* [Written instruction]: Across the material below, how many lines contain the word "code"? Give only the number.

--- Material to process ---

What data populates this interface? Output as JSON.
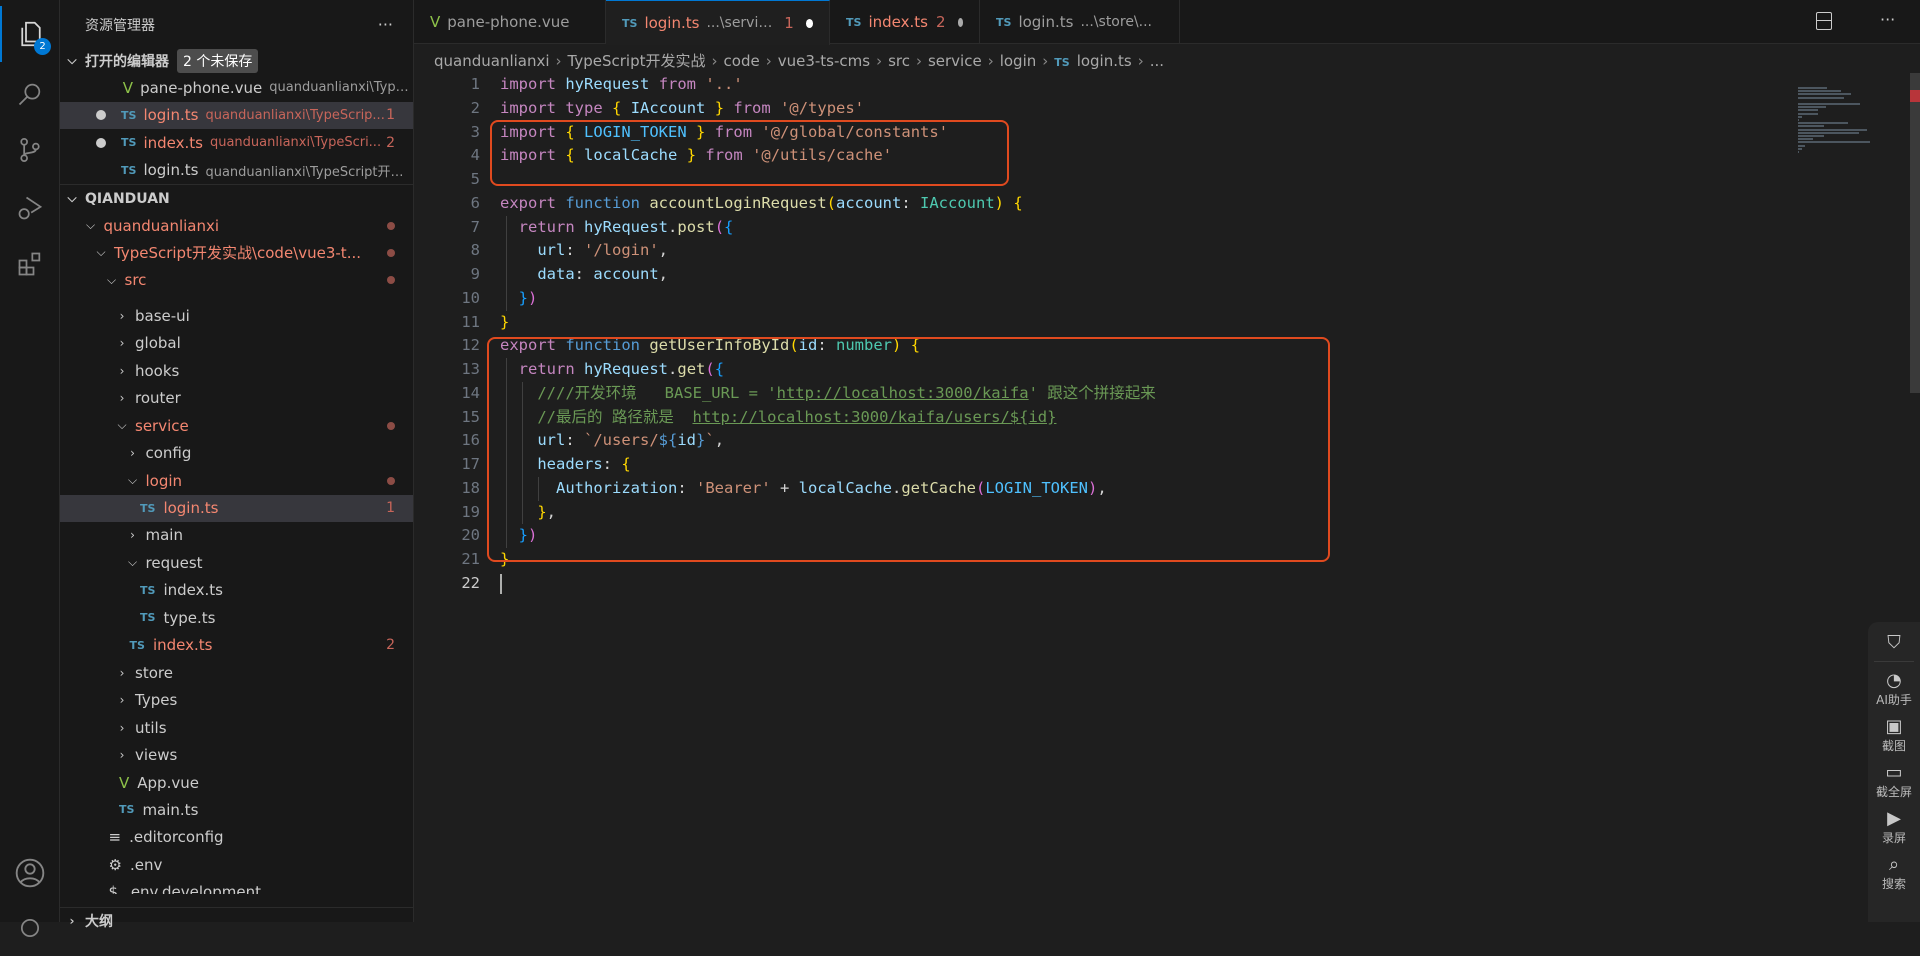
{
  "activity": {
    "explorer_badge": "2",
    "icons": [
      "files-icon",
      "search-icon",
      "source-control-icon",
      "run-debug-icon",
      "extensions-icon",
      "account-icon",
      "settings-icon"
    ]
  },
  "sidebar": {
    "title": "资源管理器",
    "more": "···",
    "open_editors": {
      "label": "打开的编辑器",
      "unsaved": "2 个未保存",
      "items": [
        {
          "icon": "vue",
          "name": "pane-phone.vue",
          "desc": "quanduanlianxi\\Type...",
          "dirty": false,
          "error": false,
          "count": ""
        },
        {
          "icon": "ts",
          "name": "login.ts",
          "desc": "quanduanlianxi\\TypeScrip...",
          "dirty": true,
          "error": true,
          "count": "1",
          "selected": true
        },
        {
          "icon": "ts",
          "name": "index.ts",
          "desc": "quanduanlianxi\\TypeScri...",
          "dirty": true,
          "error": true,
          "count": "2"
        },
        {
          "icon": "ts",
          "name": "login.ts",
          "desc": "quanduanlianxi\\TypeScript开发...",
          "dirty": false,
          "error": false,
          "count": ""
        }
      ]
    },
    "workspace": "QIANDUAN",
    "tree": [
      {
        "d": 1,
        "type": "folder",
        "open": true,
        "name": "quanduanlianxi",
        "error": true,
        "dot": true
      },
      {
        "d": 2,
        "type": "folder",
        "open": true,
        "name": "TypeScript开发实战\\code\\vue3-t...",
        "error": true,
        "dot": true
      },
      {
        "d": 3,
        "type": "folder",
        "open": true,
        "name": "src",
        "error": true,
        "dot": true
      },
      {
        "d": 4,
        "type": "folder",
        "open": false,
        "name": "base-ui"
      },
      {
        "d": 4,
        "type": "folder",
        "open": false,
        "name": "global"
      },
      {
        "d": 4,
        "type": "folder",
        "open": false,
        "name": "hooks"
      },
      {
        "d": 4,
        "type": "folder",
        "open": false,
        "name": "router"
      },
      {
        "d": 4,
        "type": "folder",
        "open": true,
        "name": "service",
        "error": true,
        "dot": true
      },
      {
        "d": 5,
        "type": "folder",
        "open": false,
        "name": "config"
      },
      {
        "d": 5,
        "type": "folder",
        "open": true,
        "name": "login",
        "error": true,
        "dot": true
      },
      {
        "d": 6,
        "type": "ts",
        "name": "login.ts",
        "error": true,
        "count": "1",
        "selected": true
      },
      {
        "d": 5,
        "type": "folder",
        "open": false,
        "name": "main"
      },
      {
        "d": 5,
        "type": "folder",
        "open": true,
        "name": "request"
      },
      {
        "d": 6,
        "type": "ts",
        "name": "index.ts"
      },
      {
        "d": 6,
        "type": "ts",
        "name": "type.ts"
      },
      {
        "d": 5,
        "type": "ts",
        "name": "index.ts",
        "error": true,
        "count": "2"
      },
      {
        "d": 4,
        "type": "folder",
        "open": false,
        "name": "store"
      },
      {
        "d": 4,
        "type": "folder",
        "open": false,
        "name": "Types"
      },
      {
        "d": 4,
        "type": "folder",
        "open": false,
        "name": "utils"
      },
      {
        "d": 4,
        "type": "folder",
        "open": false,
        "name": "views"
      },
      {
        "d": 4,
        "type": "vue",
        "name": "App.vue"
      },
      {
        "d": 4,
        "type": "ts",
        "name": "main.ts"
      },
      {
        "d": 3,
        "type": "config",
        "name": ".editorconfig"
      },
      {
        "d": 3,
        "type": "env",
        "name": ".env"
      },
      {
        "d": 3,
        "type": "dollar",
        "name": ".env.development"
      }
    ],
    "outline": "大纲"
  },
  "tabs": [
    {
      "icon": "vue",
      "name": "pane-phone.vue",
      "desc": "",
      "count": "",
      "dirty": false
    },
    {
      "icon": "ts",
      "name": "login.ts",
      "desc": "...\\service\\...",
      "count": "1",
      "dirty": true,
      "active": true,
      "error": true
    },
    {
      "icon": "ts",
      "name": "index.ts",
      "desc": "",
      "count": "2",
      "dirty": true,
      "error": true
    },
    {
      "icon": "ts",
      "name": "login.ts",
      "desc": "...\\store\\...",
      "count": "",
      "dirty": false
    }
  ],
  "breadcrumb": [
    "quanduanlianxi",
    "TypeScript开发实战",
    "code",
    "vue3-ts-cms",
    "src",
    "service",
    "login",
    "login.ts",
    "..."
  ],
  "code": [
    [
      [
        "import",
        "k"
      ],
      [
        " ",
        "p"
      ],
      [
        "hyRequest",
        "v"
      ],
      [
        " ",
        "p"
      ],
      [
        "from",
        "k"
      ],
      [
        " ",
        "p"
      ],
      [
        "'..'",
        "s"
      ]
    ],
    [
      [
        "import",
        "k"
      ],
      [
        " ",
        "p"
      ],
      [
        "type",
        "k"
      ],
      [
        " ",
        "p"
      ],
      [
        "{",
        "c1"
      ],
      [
        " ",
        "p"
      ],
      [
        "IAccount",
        "v"
      ],
      [
        " ",
        "p"
      ],
      [
        "}",
        "c1"
      ],
      [
        " ",
        "p"
      ],
      [
        "from",
        "k"
      ],
      [
        " ",
        "p"
      ],
      [
        "'@/types'",
        "s"
      ]
    ],
    [
      [
        "import",
        "k"
      ],
      [
        " ",
        "p"
      ],
      [
        "{",
        "c1"
      ],
      [
        " ",
        "p"
      ],
      [
        "LOGIN_TOKEN",
        "cn"
      ],
      [
        " ",
        "p"
      ],
      [
        "}",
        "c1"
      ],
      [
        " ",
        "p"
      ],
      [
        "from",
        "k"
      ],
      [
        " ",
        "p"
      ],
      [
        "'@/global/constants'",
        "s"
      ]
    ],
    [
      [
        "import",
        "k"
      ],
      [
        " ",
        "p"
      ],
      [
        "{",
        "c1"
      ],
      [
        " ",
        "p"
      ],
      [
        "localCache",
        "v"
      ],
      [
        " ",
        "p"
      ],
      [
        "}",
        "c1"
      ],
      [
        " ",
        "p"
      ],
      [
        "from",
        "k"
      ],
      [
        " ",
        "p"
      ],
      [
        "'@/utils/cache'",
        "s"
      ]
    ],
    [],
    [
      [
        "export",
        "k"
      ],
      [
        " ",
        "p"
      ],
      [
        "function",
        "b"
      ],
      [
        " ",
        "p"
      ],
      [
        "accountLoginRequest",
        "f"
      ],
      [
        "(",
        "c1"
      ],
      [
        "account",
        "v"
      ],
      [
        ": ",
        "p"
      ],
      [
        "IAccount",
        "t"
      ],
      [
        ")",
        "c1"
      ],
      [
        " ",
        "p"
      ],
      [
        "{",
        "c1"
      ]
    ],
    [
      [
        "  ",
        "p"
      ],
      [
        "return",
        "k"
      ],
      [
        " ",
        "p"
      ],
      [
        "hyRequest",
        "v"
      ],
      [
        ".",
        "p"
      ],
      [
        "post",
        "f"
      ],
      [
        "(",
        "c2"
      ],
      [
        "{",
        "c3"
      ]
    ],
    [
      [
        "    ",
        "p"
      ],
      [
        "url",
        "v"
      ],
      [
        ": ",
        "p"
      ],
      [
        "'/login'",
        "s"
      ],
      [
        ",",
        "p"
      ]
    ],
    [
      [
        "    ",
        "p"
      ],
      [
        "data",
        "v"
      ],
      [
        ": ",
        "p"
      ],
      [
        "account",
        "v"
      ],
      [
        ",",
        "p"
      ]
    ],
    [
      [
        "  ",
        "p"
      ],
      [
        "}",
        "c3"
      ],
      [
        ")",
        "c2"
      ]
    ],
    [
      [
        "}",
        "c1"
      ]
    ],
    [
      [
        "export",
        "k"
      ],
      [
        " ",
        "p"
      ],
      [
        "function",
        "b"
      ],
      [
        " ",
        "p"
      ],
      [
        "getUserInfoById",
        "f"
      ],
      [
        "(",
        "c1"
      ],
      [
        "id",
        "v"
      ],
      [
        ": ",
        "p"
      ],
      [
        "number",
        "t"
      ],
      [
        ")",
        "c1"
      ],
      [
        " ",
        "p"
      ],
      [
        "{",
        "c1"
      ]
    ],
    [
      [
        "  ",
        "p"
      ],
      [
        "return",
        "k"
      ],
      [
        " ",
        "p"
      ],
      [
        "hyRequest",
        "v"
      ],
      [
        ".",
        "p"
      ],
      [
        "get",
        "f"
      ],
      [
        "(",
        "c2"
      ],
      [
        "{",
        "c3"
      ]
    ],
    [
      [
        "    ",
        "p"
      ],
      [
        "////开发环境   BASE_URL = '",
        "c"
      ],
      [
        "http://localhost:3000/kaifa",
        "u"
      ],
      [
        "' 跟这个拼接起来",
        "c"
      ]
    ],
    [
      [
        "    ",
        "p"
      ],
      [
        "//最后的 路径就是  ",
        "c"
      ],
      [
        "http://localhost:3000/kaifa/users/${id}",
        "u"
      ]
    ],
    [
      [
        "    ",
        "p"
      ],
      [
        "url",
        "v"
      ],
      [
        ": ",
        "p"
      ],
      [
        "`/users/",
        "s"
      ],
      [
        "${",
        "b"
      ],
      [
        "id",
        "v"
      ],
      [
        "}",
        "b"
      ],
      [
        "`",
        "s"
      ],
      [
        ",",
        "p"
      ]
    ],
    [
      [
        "    ",
        "p"
      ],
      [
        "headers",
        "v"
      ],
      [
        ": ",
        "p"
      ],
      [
        "{",
        "c1"
      ]
    ],
    [
      [
        "      ",
        "p"
      ],
      [
        "Authorization",
        "v"
      ],
      [
        ": ",
        "p"
      ],
      [
        "'Bearer'",
        "s"
      ],
      [
        " + ",
        "p"
      ],
      [
        "localCache",
        "v"
      ],
      [
        ".",
        "p"
      ],
      [
        "getCache",
        "f"
      ],
      [
        "(",
        "c2"
      ],
      [
        "LOGIN_TOKEN",
        "cn"
      ],
      [
        ")",
        "c2"
      ],
      [
        ",",
        "p"
      ]
    ],
    [
      [
        "    ",
        "p"
      ],
      [
        "}",
        "c1"
      ],
      [
        ",",
        "p"
      ]
    ],
    [
      [
        "  ",
        "p"
      ],
      [
        "}",
        "c3"
      ],
      [
        ")",
        "c2"
      ]
    ],
    [
      [
        "}",
        "c1"
      ]
    ],
    []
  ],
  "float_toolbar": [
    {
      "icon": "shield-icon",
      "label": ""
    },
    {
      "icon": "ai-assistant-icon",
      "label": "AI助手"
    },
    {
      "icon": "camera-icon",
      "label": "截图"
    },
    {
      "icon": "fullscreen-capture-icon",
      "label": "截全屏"
    },
    {
      "icon": "record-icon",
      "label": "录屏"
    },
    {
      "icon": "search-folder-icon",
      "label": "搜索"
    }
  ],
  "colors": {
    "accent": "#0078d4",
    "error": "#f48771",
    "annotation_box": "#e04a1f"
  }
}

---

* [Exercise response]: 3